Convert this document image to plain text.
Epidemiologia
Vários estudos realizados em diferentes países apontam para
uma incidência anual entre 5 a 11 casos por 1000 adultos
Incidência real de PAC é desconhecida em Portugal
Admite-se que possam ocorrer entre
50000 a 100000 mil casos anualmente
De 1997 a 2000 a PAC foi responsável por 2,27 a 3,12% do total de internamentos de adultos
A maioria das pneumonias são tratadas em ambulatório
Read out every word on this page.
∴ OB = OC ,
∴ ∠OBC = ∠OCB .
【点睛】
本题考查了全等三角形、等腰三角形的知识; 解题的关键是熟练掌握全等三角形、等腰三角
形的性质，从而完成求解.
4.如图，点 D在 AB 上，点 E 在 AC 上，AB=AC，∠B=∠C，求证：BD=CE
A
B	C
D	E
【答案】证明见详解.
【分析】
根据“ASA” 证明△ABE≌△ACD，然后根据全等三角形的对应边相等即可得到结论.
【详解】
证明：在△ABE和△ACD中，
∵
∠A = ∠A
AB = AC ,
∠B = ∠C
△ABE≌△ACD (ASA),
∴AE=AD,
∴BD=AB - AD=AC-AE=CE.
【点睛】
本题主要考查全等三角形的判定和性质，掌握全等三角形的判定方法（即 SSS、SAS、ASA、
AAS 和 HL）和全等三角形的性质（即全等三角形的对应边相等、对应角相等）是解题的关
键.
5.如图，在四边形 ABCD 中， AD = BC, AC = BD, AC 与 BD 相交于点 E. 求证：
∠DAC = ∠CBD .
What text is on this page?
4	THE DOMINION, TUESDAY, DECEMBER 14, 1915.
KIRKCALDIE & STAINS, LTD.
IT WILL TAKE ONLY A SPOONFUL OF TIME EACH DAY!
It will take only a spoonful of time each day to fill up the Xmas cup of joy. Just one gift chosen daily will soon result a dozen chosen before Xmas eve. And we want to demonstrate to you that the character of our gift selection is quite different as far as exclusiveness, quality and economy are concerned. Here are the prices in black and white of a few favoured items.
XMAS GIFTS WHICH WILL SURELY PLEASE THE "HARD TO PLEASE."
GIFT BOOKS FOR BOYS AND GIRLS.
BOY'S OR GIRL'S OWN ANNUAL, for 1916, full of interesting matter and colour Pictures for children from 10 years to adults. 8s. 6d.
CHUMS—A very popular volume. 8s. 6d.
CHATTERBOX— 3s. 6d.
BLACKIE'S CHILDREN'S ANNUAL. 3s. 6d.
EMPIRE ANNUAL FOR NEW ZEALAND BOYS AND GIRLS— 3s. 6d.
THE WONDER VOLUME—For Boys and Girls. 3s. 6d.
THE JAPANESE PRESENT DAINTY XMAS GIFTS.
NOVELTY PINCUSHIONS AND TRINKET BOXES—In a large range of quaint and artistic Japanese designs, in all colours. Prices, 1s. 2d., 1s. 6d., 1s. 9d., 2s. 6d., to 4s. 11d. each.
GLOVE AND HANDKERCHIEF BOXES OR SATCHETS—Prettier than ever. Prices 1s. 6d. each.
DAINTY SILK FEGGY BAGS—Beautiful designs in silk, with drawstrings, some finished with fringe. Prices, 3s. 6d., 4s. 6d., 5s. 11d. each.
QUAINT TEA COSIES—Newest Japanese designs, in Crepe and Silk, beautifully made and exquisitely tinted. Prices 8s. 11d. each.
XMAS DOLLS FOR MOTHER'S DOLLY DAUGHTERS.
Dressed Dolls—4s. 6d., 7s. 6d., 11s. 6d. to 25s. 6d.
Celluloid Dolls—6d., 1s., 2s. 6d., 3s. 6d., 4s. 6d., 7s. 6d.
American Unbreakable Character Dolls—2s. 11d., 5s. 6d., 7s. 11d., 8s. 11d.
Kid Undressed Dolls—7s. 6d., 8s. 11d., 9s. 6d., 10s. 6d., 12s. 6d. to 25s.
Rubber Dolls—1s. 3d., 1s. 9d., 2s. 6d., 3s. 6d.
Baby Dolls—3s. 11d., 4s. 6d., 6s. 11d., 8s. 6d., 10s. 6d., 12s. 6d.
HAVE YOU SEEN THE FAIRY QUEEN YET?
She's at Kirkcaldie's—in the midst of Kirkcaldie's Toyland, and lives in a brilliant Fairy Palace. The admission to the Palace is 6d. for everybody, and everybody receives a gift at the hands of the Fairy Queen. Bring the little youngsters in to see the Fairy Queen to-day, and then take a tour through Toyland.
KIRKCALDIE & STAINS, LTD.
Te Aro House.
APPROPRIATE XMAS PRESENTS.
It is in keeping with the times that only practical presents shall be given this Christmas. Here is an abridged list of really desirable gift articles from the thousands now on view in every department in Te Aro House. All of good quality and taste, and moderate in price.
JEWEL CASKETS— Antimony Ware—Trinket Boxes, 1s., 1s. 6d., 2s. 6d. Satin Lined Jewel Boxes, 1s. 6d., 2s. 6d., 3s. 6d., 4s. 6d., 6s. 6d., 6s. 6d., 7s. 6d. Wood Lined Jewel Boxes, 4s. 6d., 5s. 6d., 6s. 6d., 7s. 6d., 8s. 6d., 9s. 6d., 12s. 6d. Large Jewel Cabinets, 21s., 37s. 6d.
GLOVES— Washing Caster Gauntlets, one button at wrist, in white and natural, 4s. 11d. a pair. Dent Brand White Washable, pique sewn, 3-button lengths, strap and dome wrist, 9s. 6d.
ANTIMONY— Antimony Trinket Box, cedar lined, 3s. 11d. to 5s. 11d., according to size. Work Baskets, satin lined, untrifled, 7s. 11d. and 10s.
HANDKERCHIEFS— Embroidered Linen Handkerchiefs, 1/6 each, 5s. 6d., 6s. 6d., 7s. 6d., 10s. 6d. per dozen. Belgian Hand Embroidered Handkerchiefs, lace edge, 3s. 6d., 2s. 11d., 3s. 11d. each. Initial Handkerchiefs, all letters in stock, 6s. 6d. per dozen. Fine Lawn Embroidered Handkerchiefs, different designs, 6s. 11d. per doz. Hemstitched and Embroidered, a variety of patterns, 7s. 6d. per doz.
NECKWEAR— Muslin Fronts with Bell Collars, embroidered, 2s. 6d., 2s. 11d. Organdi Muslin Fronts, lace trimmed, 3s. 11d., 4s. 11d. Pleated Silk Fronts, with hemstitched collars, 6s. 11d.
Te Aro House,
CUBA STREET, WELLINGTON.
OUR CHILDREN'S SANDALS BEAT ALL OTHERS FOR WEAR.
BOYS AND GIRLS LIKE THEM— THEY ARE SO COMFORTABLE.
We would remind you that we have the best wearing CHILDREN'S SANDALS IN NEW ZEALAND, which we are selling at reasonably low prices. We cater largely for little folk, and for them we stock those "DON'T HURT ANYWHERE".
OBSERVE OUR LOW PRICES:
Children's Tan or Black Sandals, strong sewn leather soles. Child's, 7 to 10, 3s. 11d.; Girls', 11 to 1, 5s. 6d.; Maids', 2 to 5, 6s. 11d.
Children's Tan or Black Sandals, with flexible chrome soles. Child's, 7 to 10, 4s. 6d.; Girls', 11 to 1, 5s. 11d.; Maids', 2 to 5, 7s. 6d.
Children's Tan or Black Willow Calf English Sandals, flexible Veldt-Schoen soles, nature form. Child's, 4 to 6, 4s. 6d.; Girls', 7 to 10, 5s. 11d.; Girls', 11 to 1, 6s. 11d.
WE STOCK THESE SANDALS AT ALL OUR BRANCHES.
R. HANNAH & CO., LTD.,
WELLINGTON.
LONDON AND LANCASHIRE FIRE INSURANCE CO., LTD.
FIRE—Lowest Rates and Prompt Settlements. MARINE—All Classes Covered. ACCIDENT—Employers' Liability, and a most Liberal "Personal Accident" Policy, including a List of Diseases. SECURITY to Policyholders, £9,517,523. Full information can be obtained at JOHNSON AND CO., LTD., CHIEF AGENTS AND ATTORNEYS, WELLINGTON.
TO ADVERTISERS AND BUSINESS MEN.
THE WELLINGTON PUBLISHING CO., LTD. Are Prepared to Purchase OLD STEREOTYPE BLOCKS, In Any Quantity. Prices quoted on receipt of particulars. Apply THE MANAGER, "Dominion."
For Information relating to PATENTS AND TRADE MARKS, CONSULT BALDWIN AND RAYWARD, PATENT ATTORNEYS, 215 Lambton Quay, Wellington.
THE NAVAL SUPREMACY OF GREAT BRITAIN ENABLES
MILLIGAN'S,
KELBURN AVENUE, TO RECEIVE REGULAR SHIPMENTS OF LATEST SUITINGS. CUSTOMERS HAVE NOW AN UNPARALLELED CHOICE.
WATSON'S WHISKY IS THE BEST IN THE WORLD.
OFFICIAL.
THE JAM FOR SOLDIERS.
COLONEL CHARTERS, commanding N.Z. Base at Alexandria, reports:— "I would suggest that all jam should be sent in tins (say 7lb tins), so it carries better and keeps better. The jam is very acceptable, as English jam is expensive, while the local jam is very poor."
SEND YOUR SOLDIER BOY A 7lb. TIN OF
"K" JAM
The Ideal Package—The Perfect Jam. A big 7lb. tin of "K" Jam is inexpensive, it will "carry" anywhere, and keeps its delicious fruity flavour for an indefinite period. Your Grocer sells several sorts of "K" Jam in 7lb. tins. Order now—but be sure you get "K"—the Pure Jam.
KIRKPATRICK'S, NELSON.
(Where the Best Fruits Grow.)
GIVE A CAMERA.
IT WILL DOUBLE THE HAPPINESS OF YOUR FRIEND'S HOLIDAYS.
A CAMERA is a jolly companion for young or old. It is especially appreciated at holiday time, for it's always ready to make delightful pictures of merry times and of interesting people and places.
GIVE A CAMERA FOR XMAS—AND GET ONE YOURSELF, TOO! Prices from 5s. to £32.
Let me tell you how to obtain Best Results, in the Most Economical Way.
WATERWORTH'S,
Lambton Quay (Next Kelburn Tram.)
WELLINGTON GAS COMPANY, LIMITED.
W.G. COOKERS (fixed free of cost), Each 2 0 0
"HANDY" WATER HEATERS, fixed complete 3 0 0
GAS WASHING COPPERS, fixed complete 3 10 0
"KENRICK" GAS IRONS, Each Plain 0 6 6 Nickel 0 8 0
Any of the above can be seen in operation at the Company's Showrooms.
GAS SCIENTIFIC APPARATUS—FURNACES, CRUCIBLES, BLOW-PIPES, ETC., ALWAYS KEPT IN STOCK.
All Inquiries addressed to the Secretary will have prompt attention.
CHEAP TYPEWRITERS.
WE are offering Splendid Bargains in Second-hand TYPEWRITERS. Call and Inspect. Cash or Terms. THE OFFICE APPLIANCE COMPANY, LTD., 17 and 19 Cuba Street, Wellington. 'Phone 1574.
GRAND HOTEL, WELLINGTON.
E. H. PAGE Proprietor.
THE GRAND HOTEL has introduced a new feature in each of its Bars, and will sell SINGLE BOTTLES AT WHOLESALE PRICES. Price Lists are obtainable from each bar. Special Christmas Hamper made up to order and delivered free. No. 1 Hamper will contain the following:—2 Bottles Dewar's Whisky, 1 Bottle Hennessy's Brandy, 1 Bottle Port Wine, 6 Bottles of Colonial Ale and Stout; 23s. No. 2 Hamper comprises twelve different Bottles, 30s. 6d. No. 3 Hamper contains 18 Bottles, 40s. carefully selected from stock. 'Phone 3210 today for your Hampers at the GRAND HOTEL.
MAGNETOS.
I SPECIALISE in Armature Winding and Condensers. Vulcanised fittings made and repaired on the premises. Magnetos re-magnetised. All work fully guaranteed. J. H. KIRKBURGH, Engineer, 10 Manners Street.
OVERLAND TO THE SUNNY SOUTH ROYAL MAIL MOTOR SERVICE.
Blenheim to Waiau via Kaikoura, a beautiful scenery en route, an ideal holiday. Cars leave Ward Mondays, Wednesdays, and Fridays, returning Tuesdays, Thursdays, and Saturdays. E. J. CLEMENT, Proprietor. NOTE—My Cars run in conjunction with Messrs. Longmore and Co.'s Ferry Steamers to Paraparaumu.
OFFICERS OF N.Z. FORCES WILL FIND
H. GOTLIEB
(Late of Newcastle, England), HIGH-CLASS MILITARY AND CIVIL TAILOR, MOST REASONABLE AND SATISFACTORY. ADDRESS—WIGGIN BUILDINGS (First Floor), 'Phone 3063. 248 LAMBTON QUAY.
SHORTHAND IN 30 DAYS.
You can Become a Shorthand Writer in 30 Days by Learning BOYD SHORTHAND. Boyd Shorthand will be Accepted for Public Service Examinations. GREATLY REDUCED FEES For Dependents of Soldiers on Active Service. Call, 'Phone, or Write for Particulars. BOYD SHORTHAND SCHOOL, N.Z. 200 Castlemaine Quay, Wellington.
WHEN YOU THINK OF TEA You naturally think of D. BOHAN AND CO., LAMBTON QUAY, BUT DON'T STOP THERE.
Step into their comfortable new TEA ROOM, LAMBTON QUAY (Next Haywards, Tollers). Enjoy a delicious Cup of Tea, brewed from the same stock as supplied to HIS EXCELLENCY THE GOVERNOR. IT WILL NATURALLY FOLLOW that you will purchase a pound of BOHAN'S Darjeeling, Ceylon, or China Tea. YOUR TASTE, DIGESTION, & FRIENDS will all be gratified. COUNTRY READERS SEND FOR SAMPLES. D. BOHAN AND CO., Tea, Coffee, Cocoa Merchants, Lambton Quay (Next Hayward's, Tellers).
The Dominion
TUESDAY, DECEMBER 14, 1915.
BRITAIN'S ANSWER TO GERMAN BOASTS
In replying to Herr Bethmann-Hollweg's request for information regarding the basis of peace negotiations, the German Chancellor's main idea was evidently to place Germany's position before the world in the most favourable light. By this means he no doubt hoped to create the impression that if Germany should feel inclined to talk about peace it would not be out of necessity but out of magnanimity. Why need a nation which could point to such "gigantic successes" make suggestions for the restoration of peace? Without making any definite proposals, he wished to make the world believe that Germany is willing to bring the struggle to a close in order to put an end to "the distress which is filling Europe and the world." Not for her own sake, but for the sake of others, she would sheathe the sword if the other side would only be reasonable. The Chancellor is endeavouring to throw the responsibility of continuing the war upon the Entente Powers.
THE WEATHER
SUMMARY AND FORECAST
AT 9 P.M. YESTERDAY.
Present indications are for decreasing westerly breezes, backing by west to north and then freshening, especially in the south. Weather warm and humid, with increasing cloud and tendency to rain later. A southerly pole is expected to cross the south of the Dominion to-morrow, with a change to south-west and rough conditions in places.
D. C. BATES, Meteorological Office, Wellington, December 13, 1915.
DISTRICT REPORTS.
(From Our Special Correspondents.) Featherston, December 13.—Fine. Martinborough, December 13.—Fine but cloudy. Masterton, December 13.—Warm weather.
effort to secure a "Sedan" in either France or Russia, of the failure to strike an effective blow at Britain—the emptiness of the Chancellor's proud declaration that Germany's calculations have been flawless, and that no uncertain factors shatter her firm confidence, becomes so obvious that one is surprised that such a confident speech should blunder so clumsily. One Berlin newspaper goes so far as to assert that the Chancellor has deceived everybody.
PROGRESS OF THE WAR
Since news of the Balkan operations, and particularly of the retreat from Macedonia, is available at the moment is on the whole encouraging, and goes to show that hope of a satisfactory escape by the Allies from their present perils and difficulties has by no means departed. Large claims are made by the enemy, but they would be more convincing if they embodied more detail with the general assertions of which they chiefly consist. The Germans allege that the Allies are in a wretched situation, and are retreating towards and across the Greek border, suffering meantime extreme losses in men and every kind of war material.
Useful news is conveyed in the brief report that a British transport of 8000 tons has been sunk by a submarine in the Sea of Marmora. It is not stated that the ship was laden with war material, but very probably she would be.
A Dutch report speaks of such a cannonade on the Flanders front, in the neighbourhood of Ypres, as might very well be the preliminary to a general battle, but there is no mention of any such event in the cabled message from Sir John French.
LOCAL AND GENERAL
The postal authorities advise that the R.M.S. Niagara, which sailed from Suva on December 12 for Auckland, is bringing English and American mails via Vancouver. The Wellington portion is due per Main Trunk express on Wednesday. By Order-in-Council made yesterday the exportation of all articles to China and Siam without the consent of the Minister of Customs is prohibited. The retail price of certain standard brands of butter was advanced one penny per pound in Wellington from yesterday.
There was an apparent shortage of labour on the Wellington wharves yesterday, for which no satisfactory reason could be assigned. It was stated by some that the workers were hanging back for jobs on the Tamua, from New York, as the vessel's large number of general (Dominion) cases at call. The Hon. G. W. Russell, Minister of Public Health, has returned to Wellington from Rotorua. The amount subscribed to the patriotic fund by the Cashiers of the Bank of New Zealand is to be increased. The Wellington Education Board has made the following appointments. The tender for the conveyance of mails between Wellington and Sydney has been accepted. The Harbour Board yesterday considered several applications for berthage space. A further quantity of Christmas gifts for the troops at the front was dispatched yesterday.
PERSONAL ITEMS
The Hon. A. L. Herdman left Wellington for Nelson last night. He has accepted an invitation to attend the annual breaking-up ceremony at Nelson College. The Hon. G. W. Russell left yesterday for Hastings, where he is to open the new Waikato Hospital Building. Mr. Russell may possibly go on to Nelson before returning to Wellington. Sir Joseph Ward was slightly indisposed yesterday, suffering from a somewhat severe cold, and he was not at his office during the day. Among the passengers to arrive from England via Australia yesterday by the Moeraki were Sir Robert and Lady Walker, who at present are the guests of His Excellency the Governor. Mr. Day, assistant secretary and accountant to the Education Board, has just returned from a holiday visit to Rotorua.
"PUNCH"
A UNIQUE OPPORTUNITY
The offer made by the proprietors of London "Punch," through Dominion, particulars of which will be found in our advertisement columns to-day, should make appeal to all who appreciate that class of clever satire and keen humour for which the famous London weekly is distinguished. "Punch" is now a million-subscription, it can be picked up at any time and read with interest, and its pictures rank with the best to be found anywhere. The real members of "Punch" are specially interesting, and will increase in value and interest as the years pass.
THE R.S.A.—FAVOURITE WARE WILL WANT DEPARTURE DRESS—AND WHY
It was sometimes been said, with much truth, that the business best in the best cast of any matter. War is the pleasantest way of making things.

--

**Task objective**
Select from the material above each line in which the string "TYPEWRITERS" appears, and list those lines.

**Response to this task**
CHEAP TYPEWRITERS.
WE are offering Splendid Bargains in Second-hand TYPEWRITERS. Call and Inspect. Cash or Terms. THE OFFICE APPLIANCE COMPANY, LTD., 17 and 19 Cuba Street, Wellington. 'Phone 1574.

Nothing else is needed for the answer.